## Short problem
Give every line of the material again, exactly as written.

## Data for this task
** Start **

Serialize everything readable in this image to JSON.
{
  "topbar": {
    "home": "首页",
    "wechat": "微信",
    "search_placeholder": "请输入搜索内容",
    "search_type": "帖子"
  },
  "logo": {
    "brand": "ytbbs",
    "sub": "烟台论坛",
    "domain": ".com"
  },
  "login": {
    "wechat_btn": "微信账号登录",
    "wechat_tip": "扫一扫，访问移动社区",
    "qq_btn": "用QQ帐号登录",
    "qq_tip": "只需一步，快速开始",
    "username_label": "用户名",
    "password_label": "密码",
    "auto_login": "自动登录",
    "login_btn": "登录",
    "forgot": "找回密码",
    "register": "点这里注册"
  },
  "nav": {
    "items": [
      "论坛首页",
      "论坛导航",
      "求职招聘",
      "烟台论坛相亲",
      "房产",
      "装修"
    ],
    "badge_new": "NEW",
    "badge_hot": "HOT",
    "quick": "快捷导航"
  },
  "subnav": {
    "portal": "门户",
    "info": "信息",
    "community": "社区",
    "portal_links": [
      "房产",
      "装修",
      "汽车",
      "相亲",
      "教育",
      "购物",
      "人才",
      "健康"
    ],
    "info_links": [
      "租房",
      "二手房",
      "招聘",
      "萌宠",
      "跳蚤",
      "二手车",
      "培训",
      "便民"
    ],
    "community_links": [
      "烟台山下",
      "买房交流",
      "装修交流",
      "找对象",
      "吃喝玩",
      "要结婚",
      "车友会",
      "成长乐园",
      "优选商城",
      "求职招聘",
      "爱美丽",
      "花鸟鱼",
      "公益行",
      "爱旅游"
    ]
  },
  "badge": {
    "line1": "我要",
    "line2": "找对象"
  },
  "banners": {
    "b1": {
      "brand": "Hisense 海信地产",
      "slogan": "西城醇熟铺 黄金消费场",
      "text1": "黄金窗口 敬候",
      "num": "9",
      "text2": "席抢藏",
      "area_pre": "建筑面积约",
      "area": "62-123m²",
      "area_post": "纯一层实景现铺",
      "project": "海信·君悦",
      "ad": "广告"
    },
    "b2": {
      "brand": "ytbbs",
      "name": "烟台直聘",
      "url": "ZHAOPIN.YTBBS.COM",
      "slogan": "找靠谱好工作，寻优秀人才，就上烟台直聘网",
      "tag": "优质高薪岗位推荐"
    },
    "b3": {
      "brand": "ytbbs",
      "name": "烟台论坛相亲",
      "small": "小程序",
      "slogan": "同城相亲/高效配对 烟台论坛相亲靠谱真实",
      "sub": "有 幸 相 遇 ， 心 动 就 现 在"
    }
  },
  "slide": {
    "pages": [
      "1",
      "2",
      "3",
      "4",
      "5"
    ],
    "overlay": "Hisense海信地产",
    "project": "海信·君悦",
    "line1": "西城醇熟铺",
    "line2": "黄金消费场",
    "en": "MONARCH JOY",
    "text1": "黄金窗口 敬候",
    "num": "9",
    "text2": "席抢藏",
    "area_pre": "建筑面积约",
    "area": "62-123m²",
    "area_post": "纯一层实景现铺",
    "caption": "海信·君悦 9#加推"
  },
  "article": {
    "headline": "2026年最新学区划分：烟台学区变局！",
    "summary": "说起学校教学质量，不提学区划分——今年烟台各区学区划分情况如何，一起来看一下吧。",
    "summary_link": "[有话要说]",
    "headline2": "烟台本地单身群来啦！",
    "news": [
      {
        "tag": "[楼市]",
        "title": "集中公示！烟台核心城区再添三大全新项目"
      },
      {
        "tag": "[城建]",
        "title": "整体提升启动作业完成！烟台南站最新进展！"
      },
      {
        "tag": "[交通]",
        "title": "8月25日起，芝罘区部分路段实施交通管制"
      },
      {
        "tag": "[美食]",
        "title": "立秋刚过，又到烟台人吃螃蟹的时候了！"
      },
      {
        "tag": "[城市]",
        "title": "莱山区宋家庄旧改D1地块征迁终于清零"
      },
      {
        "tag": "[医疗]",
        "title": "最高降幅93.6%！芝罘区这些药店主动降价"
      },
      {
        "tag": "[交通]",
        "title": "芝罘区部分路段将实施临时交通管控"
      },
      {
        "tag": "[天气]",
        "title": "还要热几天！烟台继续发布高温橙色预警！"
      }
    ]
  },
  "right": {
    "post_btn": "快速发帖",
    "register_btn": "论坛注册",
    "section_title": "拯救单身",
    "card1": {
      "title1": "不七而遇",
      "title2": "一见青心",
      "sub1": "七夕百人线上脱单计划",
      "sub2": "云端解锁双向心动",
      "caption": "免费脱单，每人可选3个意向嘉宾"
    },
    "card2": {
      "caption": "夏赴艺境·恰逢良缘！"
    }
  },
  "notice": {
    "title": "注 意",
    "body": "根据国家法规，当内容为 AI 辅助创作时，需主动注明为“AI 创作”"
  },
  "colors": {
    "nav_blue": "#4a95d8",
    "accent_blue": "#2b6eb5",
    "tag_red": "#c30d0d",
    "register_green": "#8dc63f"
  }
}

** End **

## In response
Serialize everything readable in this image to JSON.
{
  "topbar": {
    "home": "首页",
    "wechat": "微信",
    "search_placeholder": "请输入搜索内容",
    "search_type": "帖子"
  },
  "logo": {
    "brand": "ytbbs",
    "sub": "烟台论坛",
    "domain": ".com"
  },
  "login": {
    "wechat_btn": "微信账号登录",
    "wechat_tip": "扫一扫，访问移动社区",
    "qq_btn": "用QQ帐号登录",
    "qq_tip": "只需一步，快速开始",
    "username_label": "用户名",
    "password_label": "密码",
    "auto_login": "自动登录",
    "login_btn": "登录",
    "forgot": "找回密码",
    "register": "点这里注册"
  },
  "nav": {
    "items": [
      "论坛首页",
      "论坛导航",
      "求职招聘",
      "烟台论坛相亲",
      "房产",
      "装修"
    ],
    "badge_new": "NEW",
    "badge_hot": "HOT",
    "quick": "快捷导航"
  },
  "subnav": {
    "portal": "门户",
    "info": "信息",
    "community": "社区",
    "portal_links": [
      "房产",
      "装修",
      "汽车",
      "相亲",
      "教育",
      "购物",
      "人才",
      "健康"
    ],
    "info_links": [
      "租房",
      "二手房",
      "招聘",
      "萌宠",
      "跳蚤",
      "二手车",
      "培训",
      "便民"
    ],
    "community_links": [
      "烟台山下",
      "买房交流",
      "装修交流",
      "找对象",
      "吃喝玩",
      "要结婚",
      "车友会",
      "成长乐园",
      "优选商城",
      "求职招聘",
      "爱美丽",
      "花鸟鱼",
      "公益行",
      "爱旅游"
    ]
  },
  "badge": {
    "line1": "我要",
    "line2": "找对象"
  },
  "banners": {
    "b1": {
      "brand": "Hisense 海信地产",
      "slogan": "西城醇熟铺 黄金消费场",
      "text1": "黄金窗口 敬候",
      "num": "9",
      "text2": "席抢藏",
      "area_pre": "建筑面积约",
      "area": "62-123m²",
      "area_post": "纯一层实景现铺",
      "project": "海信·君悦",
      "ad": "广告"
    },
    "b2": {
      "brand": "ytbbs",
      "name": "烟台直聘",
      "url": "ZHAOPIN.YTBBS.COM",
      "slogan": "找靠谱好工作，寻优秀人才，就上烟台直聘网",
      "tag": "优质高薪岗位推荐"
    },
    "b3": {
      "brand": "ytbbs",
      "name": "烟台论坛相亲",
      "small": "小程序",
      "slogan": "同城相亲/高效配对 烟台论坛相亲靠谱真实",
      "sub": "有 幸 相 遇 ， 心 动 就 现 在"
    }
  },
  "slide": {
    "pages": [
      "1",
      "2",
      "3",
      "4",
      "5"
    ],
    "overlay": "Hisense海信地产",
    "project": "海信·君悦",
    "line1": "西城醇熟铺",
    "line2": "黄金消费场",
    "en": "MONARCH JOY",
    "text1": "黄金窗口 敬候",
    "num": "9",
    "text2": "席抢藏",
    "area_pre": "建筑面积约",
    "area": "62-123m²",
    "area_post": "纯一层实景现铺",
    "caption": "海信·君悦 9#加推"
  },
  "article": {
    "headline": "2026年最新学区划分：烟台学区变局！",
    "summary": "说起学校教学质量，不提学区划分——今年烟台各区学区划分情况如何，一起来看一下吧。",
    "summary_link": "[有话要说]",
    "headline2": "烟台本地单身群来啦！",
    "news": [
      {
        "tag": "[楼市]",
        "title": "集中公示！烟台核心城区再添三大全新项目"
      },
      {
        "tag": "[城建]",
        "title": "整体提升启动作业完成！烟台南站最新进展！"
      },
      {
        "tag": "[交通]",
        "title": "8月25日起，芝罘区部分路段实施交通管制"
      },
      {
        "tag": "[美食]",
        "title": "立秋刚过，又到烟台人吃螃蟹的时候了！"
      },
      {
        "tag": "[城市]",
        "title": "莱山区宋家庄旧改D1地块征迁终于清零"
      },
      {
        "tag": "[医疗]",
        "title": "最高降幅93.6%！芝罘区这些药店主动降价"
      },
      {
        "tag": "[交通]",
        "title": "芝罘区部分路段将实施临时交通管控"
      },
      {
        "tag": "[天气]",
        "title": "还要热几天！烟台继续发布高温橙色预警！"
      }
    ]
  },
  "right": {
    "post_btn": "快速发帖",
    "register_btn": "论坛注册",
    "section_title": "拯救单身",
    "card1": {
      "title1": "不七而遇",
      "title2": "一见青心",
      "sub1": "七夕百人线上脱单计划",
      "sub2": "云端解锁双向心动",
      "caption": "免费脱单，每人可选3个意向嘉宾"
    },
    "card2": {
      "caption": "夏赴艺境·恰逢良缘！"
    }
  },
  "notice": {
    "title": "注 意",
    "body": "根据国家法规，当内容为 AI 辅助创作时，需主动注明为“AI 创作”"
  },
  "colors": {
    "nav_blue": "#4a95d8",
    "accent_blue": "#2b6eb5",
    "tag_red": "#c30d0d",
    "register_green": "#8dc63f"
  }
}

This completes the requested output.